- _Given instruction_: All of the data that follows should be retyped exactly, please, except the pictures.

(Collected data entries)
══════════

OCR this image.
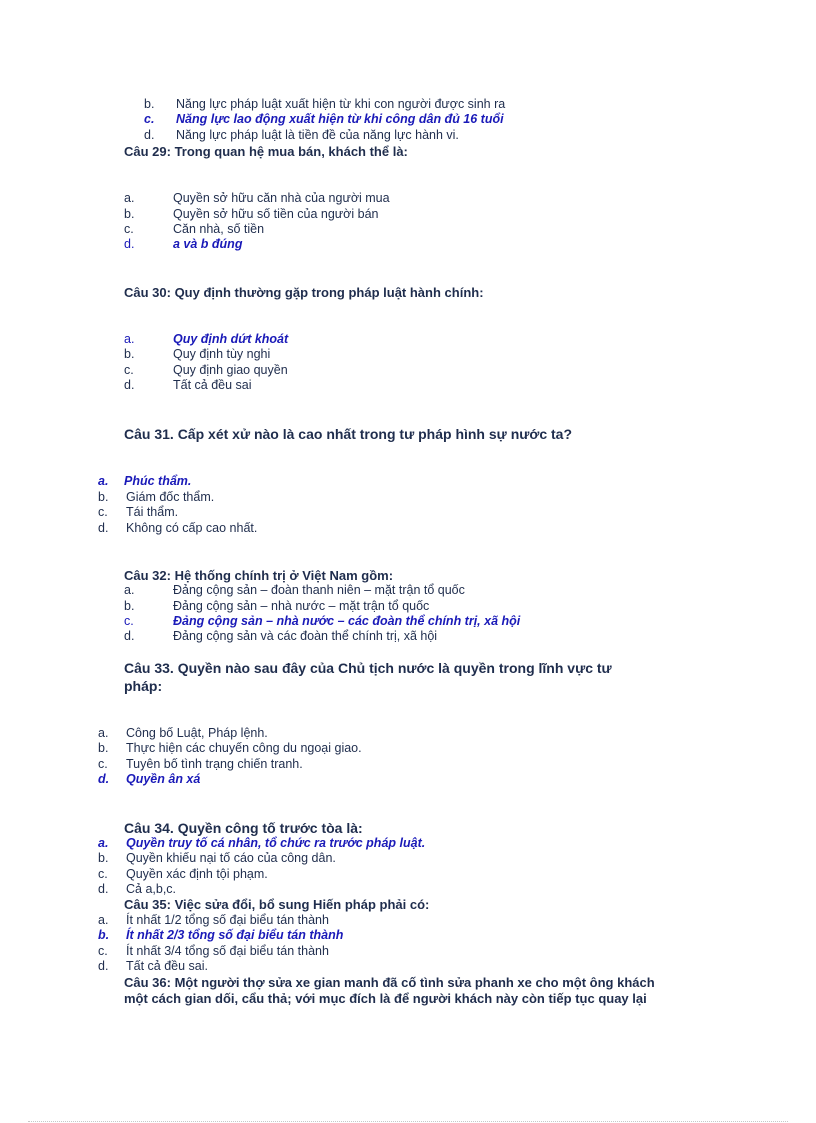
b. Năng lực pháp luật xuất hiện từ khi con người được sinh ra
c. Năng lực lao động xuất hiện từ khi công dân đủ 16 tuổi
d. Năng lực pháp luật là tiền đề của năng lực hành vi.
Câu 29: Trong quan hệ mua bán, khách thể là:
a.	Quyền sở hữu căn nhà của người mua
b.	Quyền sở hữu số tiền của người bán
c.	Căn nhà, số tiền
d.	a và b đúng
Câu 30: Quy định thường gặp trong pháp luật hành chính:
a.	Quy định dứt khoát
b.	Quy định tùy nghi
c.	Quy định giao quyền
d.	Tất cả đều sai
Câu 31. Cấp xét xử nào là cao nhất trong tư pháp hình sự nước ta?
a. Phúc thẩm.
b. Giám đốc thẩm.
c. Tái thẩm.
d. Không có cấp cao nhất.
Câu 32: Hệ thống chính trị ở Việt Nam gồm:
a.	Đảng cộng sản – đoàn thanh niên – mặt trận tổ quốc
b.	Đảng cộng sản – nhà nước – mặt trận tổ quốc
c.	Đảng cộng sản – nhà nước – các đoàn thể chính trị, xã hội
d.	Đảng cộng sản và các đoàn thể chính trị, xã hội
Câu 33. Quyền nào sau đây của Chủ tịch nước là quyền trong lĩnh vực tư
pháp:
a. Công bố Luật, Pháp lệnh.
b. Thực hiện các chuyến công du ngoại giao.
c. Tuyên bố tình trạng chiến tranh.
d. Quyền ân xá
Câu 34. Quyền công tố trước tòa là:
a. Quyền truy tố cá nhân, tổ chức ra trước pháp luật.
b. Quyền khiếu nại tố cáo của công dân.
c. Quyền xác định tội phạm.
d. Cả a,b,c.
Câu 35: Việc sửa đổi, bổ sung Hiến pháp phải có:
a. Ít nhất 1/2 tổng số đại biểu tán thành
b. Ít nhất 2/3 tổng số đại biểu tán thành
c. Ít nhất 3/4 tổng số đại biểu tán thành
d. Tất cả đều sai.
Câu 36: Một người thợ sửa xe gian manh đã cố tình sửa phanh xe cho một ông khách
một cách gian dối, cẩu thả; với mục đích là để người khách này còn tiếp tục quay lại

══════════

- _Result below_:
OCR this image.
b. Năng lực pháp luật xuất hiện từ khi con người được sinh ra
c. Năng lực lao động xuất hiện từ khi công dân đủ 16 tuổi
d. Năng lực pháp luật là tiền đề của năng lực hành vi.
Câu 29: Trong quan hệ mua bán, khách thể là:
a.	Quyền sở hữu căn nhà của người mua
b.	Quyền sở hữu số tiền của người bán
c.	Căn nhà, số tiền
d.	a và b đúng
Câu 30: Quy định thường gặp trong pháp luật hành chính:
a.	Quy định dứt khoát
b.	Quy định tùy nghi
c.	Quy định giao quyền
d.	Tất cả đều sai
Câu 31. Cấp xét xử nào là cao nhất trong tư pháp hình sự nước ta?
a. Phúc thẩm.
b. Giám đốc thẩm.
c. Tái thẩm.
d. Không có cấp cao nhất.
Câu 32: Hệ thống chính trị ở Việt Nam gồm:
a.	Đảng cộng sản – đoàn thanh niên – mặt trận tổ quốc
b.	Đảng cộng sản – nhà nước – mặt trận tổ quốc
c.	Đảng cộng sản – nhà nước – các đoàn thể chính trị, xã hội
d.	Đảng cộng sản và các đoàn thể chính trị, xã hội
Câu 33. Quyền nào sau đây của Chủ tịch nước là quyền trong lĩnh vực tư
pháp:
a. Công bố Luật, Pháp lệnh.
b. Thực hiện các chuyến công du ngoại giao.
c. Tuyên bố tình trạng chiến tranh.
d. Quyền ân xá
Câu 34. Quyền công tố trước tòa là:
a. Quyền truy tố cá nhân, tổ chức ra trước pháp luật.
b. Quyền khiếu nại tố cáo của công dân.
c. Quyền xác định tội phạm.
d. Cả a,b,c.
Câu 35: Việc sửa đổi, bổ sung Hiến pháp phải có:
a. Ít nhất 1/2 tổng số đại biểu tán thành
b. Ít nhất 2/3 tổng số đại biểu tán thành
c. Ít nhất 3/4 tổng số đại biểu tán thành
d. Tất cả đều sai.
Câu 36: Một người thợ sửa xe gian manh đã cố tình sửa phanh xe cho một ông khách
một cách gian dối, cẩu thả; với mục đích là để người khách này còn tiếp tục quay lại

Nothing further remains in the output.